(Chart and figure data)
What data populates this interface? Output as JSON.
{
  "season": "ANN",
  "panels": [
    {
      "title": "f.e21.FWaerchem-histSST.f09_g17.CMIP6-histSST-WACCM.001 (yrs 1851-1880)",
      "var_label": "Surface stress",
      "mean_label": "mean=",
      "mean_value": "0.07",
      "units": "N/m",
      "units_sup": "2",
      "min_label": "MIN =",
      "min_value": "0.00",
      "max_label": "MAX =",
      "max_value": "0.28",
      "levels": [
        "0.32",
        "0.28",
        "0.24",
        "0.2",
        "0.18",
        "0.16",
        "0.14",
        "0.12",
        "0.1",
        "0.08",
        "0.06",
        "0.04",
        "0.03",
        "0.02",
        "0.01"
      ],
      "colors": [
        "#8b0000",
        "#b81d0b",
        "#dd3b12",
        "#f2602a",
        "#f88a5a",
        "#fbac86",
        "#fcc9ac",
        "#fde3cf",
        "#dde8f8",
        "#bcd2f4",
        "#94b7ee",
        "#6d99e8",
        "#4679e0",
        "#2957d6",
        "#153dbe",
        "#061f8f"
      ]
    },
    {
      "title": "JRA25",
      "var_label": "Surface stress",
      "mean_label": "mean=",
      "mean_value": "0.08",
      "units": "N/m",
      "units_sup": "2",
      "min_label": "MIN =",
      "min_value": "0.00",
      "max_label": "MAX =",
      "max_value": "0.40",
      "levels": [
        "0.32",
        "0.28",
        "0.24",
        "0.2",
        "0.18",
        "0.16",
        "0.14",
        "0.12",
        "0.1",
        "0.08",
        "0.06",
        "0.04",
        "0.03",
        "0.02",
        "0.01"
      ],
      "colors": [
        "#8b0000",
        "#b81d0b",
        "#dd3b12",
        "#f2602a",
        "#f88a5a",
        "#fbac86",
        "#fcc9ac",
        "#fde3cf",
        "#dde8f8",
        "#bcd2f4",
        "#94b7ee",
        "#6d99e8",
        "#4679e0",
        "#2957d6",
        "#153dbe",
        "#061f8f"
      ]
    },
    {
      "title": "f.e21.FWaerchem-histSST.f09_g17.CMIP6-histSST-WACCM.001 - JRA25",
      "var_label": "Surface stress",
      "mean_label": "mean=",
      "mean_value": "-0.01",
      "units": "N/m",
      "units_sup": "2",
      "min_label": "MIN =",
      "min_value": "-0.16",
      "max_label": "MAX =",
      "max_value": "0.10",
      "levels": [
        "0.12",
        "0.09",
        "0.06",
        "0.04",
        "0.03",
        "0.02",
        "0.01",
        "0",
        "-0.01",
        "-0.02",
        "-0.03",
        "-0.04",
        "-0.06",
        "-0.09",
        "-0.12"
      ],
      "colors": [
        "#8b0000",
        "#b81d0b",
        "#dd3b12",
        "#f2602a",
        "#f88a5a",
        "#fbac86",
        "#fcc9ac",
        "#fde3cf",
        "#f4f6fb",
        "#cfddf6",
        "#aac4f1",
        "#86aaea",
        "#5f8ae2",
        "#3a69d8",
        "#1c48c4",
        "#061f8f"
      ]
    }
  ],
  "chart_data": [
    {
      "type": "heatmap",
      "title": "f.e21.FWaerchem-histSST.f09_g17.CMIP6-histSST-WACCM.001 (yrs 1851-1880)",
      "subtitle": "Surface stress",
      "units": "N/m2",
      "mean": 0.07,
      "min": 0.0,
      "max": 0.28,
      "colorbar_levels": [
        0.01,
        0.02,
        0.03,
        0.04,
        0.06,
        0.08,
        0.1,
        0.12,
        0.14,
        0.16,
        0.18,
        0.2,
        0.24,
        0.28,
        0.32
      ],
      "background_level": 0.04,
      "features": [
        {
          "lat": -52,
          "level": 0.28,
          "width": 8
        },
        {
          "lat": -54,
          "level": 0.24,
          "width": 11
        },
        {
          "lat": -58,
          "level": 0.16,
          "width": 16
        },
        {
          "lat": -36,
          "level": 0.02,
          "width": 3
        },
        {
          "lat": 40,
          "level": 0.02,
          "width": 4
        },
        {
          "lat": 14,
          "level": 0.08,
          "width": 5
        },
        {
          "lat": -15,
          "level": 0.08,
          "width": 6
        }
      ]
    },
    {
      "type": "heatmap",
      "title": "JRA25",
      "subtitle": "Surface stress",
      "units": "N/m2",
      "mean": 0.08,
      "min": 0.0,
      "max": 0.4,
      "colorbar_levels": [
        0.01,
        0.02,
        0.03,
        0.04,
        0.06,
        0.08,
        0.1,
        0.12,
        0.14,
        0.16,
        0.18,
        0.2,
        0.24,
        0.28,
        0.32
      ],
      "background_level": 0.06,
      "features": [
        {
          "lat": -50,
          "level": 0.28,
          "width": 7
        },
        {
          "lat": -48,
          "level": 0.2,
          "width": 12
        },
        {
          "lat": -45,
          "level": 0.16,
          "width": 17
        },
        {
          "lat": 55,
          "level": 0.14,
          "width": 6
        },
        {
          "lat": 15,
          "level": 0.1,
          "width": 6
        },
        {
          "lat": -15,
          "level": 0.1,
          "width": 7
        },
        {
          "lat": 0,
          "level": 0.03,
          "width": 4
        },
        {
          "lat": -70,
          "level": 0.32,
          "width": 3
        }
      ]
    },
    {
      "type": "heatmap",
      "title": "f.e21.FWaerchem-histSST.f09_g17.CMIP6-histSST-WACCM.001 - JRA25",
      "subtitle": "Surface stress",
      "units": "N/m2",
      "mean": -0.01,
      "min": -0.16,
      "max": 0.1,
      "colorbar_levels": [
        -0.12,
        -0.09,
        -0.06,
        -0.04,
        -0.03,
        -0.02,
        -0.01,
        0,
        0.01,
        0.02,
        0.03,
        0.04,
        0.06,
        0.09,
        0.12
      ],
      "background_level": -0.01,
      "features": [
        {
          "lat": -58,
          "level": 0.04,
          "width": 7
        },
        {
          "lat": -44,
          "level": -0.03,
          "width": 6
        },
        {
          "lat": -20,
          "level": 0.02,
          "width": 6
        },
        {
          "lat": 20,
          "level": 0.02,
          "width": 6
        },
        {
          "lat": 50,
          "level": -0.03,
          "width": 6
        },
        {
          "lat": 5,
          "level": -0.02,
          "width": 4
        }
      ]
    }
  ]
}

_Requirements:_
Every entry should be output exactly as written, please.

_Answer:_
What data populates this interface? Output as JSON.
{
  "season": "ANN",
  "panels": [
    {
      "title": "f.e21.FWaerchem-histSST.f09_g17.CMIP6-histSST-WACCM.001 (yrs 1851-1880)",
      "var_label": "Surface stress",
      "mean_label": "mean=",
      "mean_value": "0.07",
      "units": "N/m",
      "units_sup": "2",
      "min_label": "MIN =",
      "min_value": "0.00",
      "max_label": "MAX =",
      "max_value": "0.28",
      "levels": [
        "0.32",
        "0.28",
        "0.24",
        "0.2",
        "0.18",
        "0.16",
        "0.14",
        "0.12",
        "0.1",
        "0.08",
        "0.06",
        "0.04",
        "0.03",
        "0.02",
        "0.01"
      ],
      "colors": [
        "#8b0000",
        "#b81d0b",
        "#dd3b12",
        "#f2602a",
        "#f88a5a",
        "#fbac86",
        "#fcc9ac",
        "#fde3cf",
        "#dde8f8",
        "#bcd2f4",
        "#94b7ee",
        "#6d99e8",
        "#4679e0",
        "#2957d6",
        "#153dbe",
        "#061f8f"
      ]
    },
    {
      "title": "JRA25",
      "var_label": "Surface stress",
      "mean_label": "mean=",
      "mean_value": "0.08",
      "units": "N/m",
      "units_sup": "2",
      "min_label": "MIN =",
      "min_value": "0.00",
      "max_label": "MAX =",
      "max_value": "0.40",
      "levels": [
        "0.32",
        "0.28",
        "0.24",
        "0.2",
        "0.18",
        "0.16",
        "0.14",
        "0.12",
        "0.1",
        "0.08",
        "0.06",
        "0.04",
        "0.03",
        "0.02",
        "0.01"
      ],
      "colors": [
        "#8b0000",
        "#b81d0b",
        "#dd3b12",
        "#f2602a",
        "#f88a5a",
        "#fbac86",
        "#fcc9ac",
        "#fde3cf",
        "#dde8f8",
        "#bcd2f4",
        "#94b7ee",
        "#6d99e8",
        "#4679e0",
        "#2957d6",
        "#153dbe",
        "#061f8f"
      ]
    },
    {
      "title": "f.e21.FWaerchem-histSST.f09_g17.CMIP6-histSST-WACCM.001 - JRA25",
      "var_label": "Surface stress",
      "mean_label": "mean=",
      "mean_value": "-0.01",
      "units": "N/m",
      "units_sup": "2",
      "min_label": "MIN =",
      "min_value": "-0.16",
      "max_label": "MAX =",
      "max_value": "0.10",
      "levels": [
        "0.12",
        "0.09",
        "0.06",
        "0.04",
        "0.03",
        "0.02",
        "0.01",
        "0",
        "-0.01",
        "-0.02",
        "-0.03",
        "-0.04",
        "-0.06",
        "-0.09",
        "-0.12"
      ],
      "colors": [
        "#8b0000",
        "#b81d0b",
        "#dd3b12",
        "#f2602a",
        "#f88a5a",
        "#fbac86",
        "#fcc9ac",
        "#fde3cf",
        "#f4f6fb",
        "#cfddf6",
        "#aac4f1",
        "#86aaea",
        "#5f8ae2",
        "#3a69d8",
        "#1c48c4",
        "#061f8f"
      ]
    }
  ],
  "chart_data": [
    {
      "type": "heatmap",
      "title": "f.e21.FWaerchem-histSST.f09_g17.CMIP6-histSST-WACCM.001 (yrs 1851-1880)",
      "subtitle": "Surface stress",
      "units": "N/m2",
      "mean": 0.07,
      "min": 0.0,
      "max": 0.28,
      "colorbar_levels": [
        0.01,
        0.02,
        0.03,
        0.04,
        0.06,
        0.08,
        0.1,
        0.12,
        0.14,
        0.16,
        0.18,
        0.2,
        0.24,
        0.28,
        0.32
      ],
      "background_level": 0.04,
      "features": [
        {
          "lat": -52,
          "level": 0.28,
          "width": 8
        },
        {
          "lat": -54,
          "level": 0.24,
          "width": 11
        },
        {
          "lat": -58,
          "level": 0.16,
          "width": 16
        },
        {
          "lat": -36,
          "level": 0.02,
          "width": 3
        },
        {
          "lat": 40,
          "level": 0.02,
          "width": 4
        },
        {
          "lat": 14,
          "level": 0.08,
          "width": 5
        },
        {
          "lat": -15,
          "level": 0.08,
          "width": 6
        }
      ]
    },
    {
      "type": "heatmap",
      "title": "JRA25",
      "subtitle": "Surface stress",
      "units": "N/m2",
      "mean": 0.08,
      "min": 0.0,
      "max": 0.4,
      "colorbar_levels": [
        0.01,
        0.02,
        0.03,
        0.04,
        0.06,
        0.08,
        0.1,
        0.12,
        0.14,
        0.16,
        0.18,
        0.2,
        0.24,
        0.28,
        0.32
      ],
      "background_level": 0.06,
      "features": [
        {
          "lat": -50,
          "level": 0.28,
          "width": 7
        },
        {
          "lat": -48,
          "level": 0.2,
          "width": 12
        },
        {
          "lat": -45,
          "level": 0.16,
          "width": 17
        },
        {
          "lat": 55,
          "level": 0.14,
          "width": 6
        },
        {
          "lat": 15,
          "level": 0.1,
          "width": 6
        },
        {
          "lat": -15,
          "level": 0.1,
          "width": 7
        },
        {
          "lat": 0,
          "level": 0.03,
          "width": 4
        },
        {
          "lat": -70,
          "level": 0.32,
          "width": 3
        }
      ]
    },
    {
      "type": "heatmap",
      "title": "f.e21.FWaerchem-histSST.f09_g17.CMIP6-histSST-WACCM.001 - JRA25",
      "subtitle": "Surface stress",
      "units": "N/m2",
      "mean": -0.01,
      "min": -0.16,
      "max": 0.1,
      "colorbar_levels": [
        -0.12,
        -0.09,
        -0.06,
        -0.04,
        -0.03,
        -0.02,
        -0.01,
        0,
        0.01,
        0.02,
        0.03,
        0.04,
        0.06,
        0.09,
        0.12
      ],
      "background_level": -0.01,
      "features": [
        {
          "lat": -58,
          "level": 0.04,
          "width": 7
        },
        {
          "lat": -44,
          "level": -0.03,
          "width": 6
        },
        {
          "lat": -20,
          "level": 0.02,
          "width": 6
        },
        {
          "lat": 20,
          "level": 0.02,
          "width": 6
        },
        {
          "lat": 50,
          "level": -0.03,
          "width": 6
        },
        {
          "lat": 5,
          "level": -0.02,
          "width": 4
        }
      ]
    }
  ]
}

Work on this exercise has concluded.